Your response should contain each line of the data that includes "shortlisted".
################
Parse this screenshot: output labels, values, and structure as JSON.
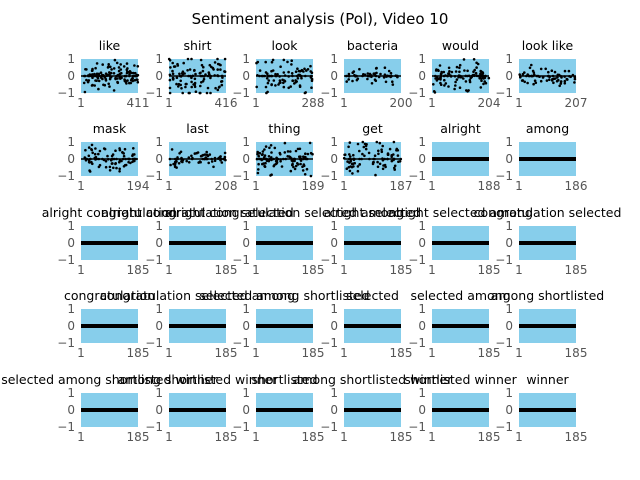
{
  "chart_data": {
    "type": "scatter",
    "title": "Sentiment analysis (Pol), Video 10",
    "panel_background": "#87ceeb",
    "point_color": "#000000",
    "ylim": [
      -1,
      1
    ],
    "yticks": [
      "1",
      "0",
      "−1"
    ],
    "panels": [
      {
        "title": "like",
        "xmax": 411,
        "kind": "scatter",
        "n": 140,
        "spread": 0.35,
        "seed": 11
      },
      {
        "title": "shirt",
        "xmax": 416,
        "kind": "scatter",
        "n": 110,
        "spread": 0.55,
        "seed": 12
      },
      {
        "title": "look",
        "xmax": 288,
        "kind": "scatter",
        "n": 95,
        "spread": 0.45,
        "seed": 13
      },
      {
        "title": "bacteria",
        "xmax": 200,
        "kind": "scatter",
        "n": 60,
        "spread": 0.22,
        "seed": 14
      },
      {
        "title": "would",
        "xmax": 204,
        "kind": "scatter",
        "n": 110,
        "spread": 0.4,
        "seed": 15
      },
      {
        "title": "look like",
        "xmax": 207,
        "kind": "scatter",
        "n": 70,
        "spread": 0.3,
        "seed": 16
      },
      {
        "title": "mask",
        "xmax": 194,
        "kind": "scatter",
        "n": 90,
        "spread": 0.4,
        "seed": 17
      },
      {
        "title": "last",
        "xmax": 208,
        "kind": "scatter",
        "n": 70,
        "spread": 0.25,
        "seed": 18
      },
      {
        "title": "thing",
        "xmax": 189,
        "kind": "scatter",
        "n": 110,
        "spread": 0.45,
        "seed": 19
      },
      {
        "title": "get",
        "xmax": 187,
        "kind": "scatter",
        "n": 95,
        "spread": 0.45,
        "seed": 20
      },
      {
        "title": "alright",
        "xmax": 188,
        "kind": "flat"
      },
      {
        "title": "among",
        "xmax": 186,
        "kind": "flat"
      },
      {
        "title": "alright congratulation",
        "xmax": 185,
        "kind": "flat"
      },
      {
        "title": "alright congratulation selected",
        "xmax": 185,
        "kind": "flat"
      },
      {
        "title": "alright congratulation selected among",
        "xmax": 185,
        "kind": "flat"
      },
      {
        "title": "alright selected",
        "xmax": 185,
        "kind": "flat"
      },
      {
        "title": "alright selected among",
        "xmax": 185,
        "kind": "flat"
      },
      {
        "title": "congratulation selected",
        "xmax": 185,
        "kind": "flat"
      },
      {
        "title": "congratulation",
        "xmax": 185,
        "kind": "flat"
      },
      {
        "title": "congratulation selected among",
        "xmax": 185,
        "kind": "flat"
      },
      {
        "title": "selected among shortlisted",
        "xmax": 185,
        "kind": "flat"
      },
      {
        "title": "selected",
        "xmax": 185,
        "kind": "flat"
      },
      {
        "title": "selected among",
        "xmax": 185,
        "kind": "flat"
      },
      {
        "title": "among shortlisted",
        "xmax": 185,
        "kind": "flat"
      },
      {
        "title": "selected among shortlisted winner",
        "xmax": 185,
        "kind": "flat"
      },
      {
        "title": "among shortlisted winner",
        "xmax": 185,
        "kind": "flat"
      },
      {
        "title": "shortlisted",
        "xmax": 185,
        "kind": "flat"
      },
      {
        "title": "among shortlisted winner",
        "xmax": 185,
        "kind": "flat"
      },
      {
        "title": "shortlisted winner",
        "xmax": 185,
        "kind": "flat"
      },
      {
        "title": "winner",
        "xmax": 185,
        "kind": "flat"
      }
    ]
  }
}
################
- [Your solution]
        "title": "selected among shortlisted",
        "title": "among shortlisted",
        "title": "selected among shortlisted winner",
        "title": "among shortlisted winner",
        "title": "shortlisted",
        "title": "among shortlisted winner",
        "title": "shortlisted winner",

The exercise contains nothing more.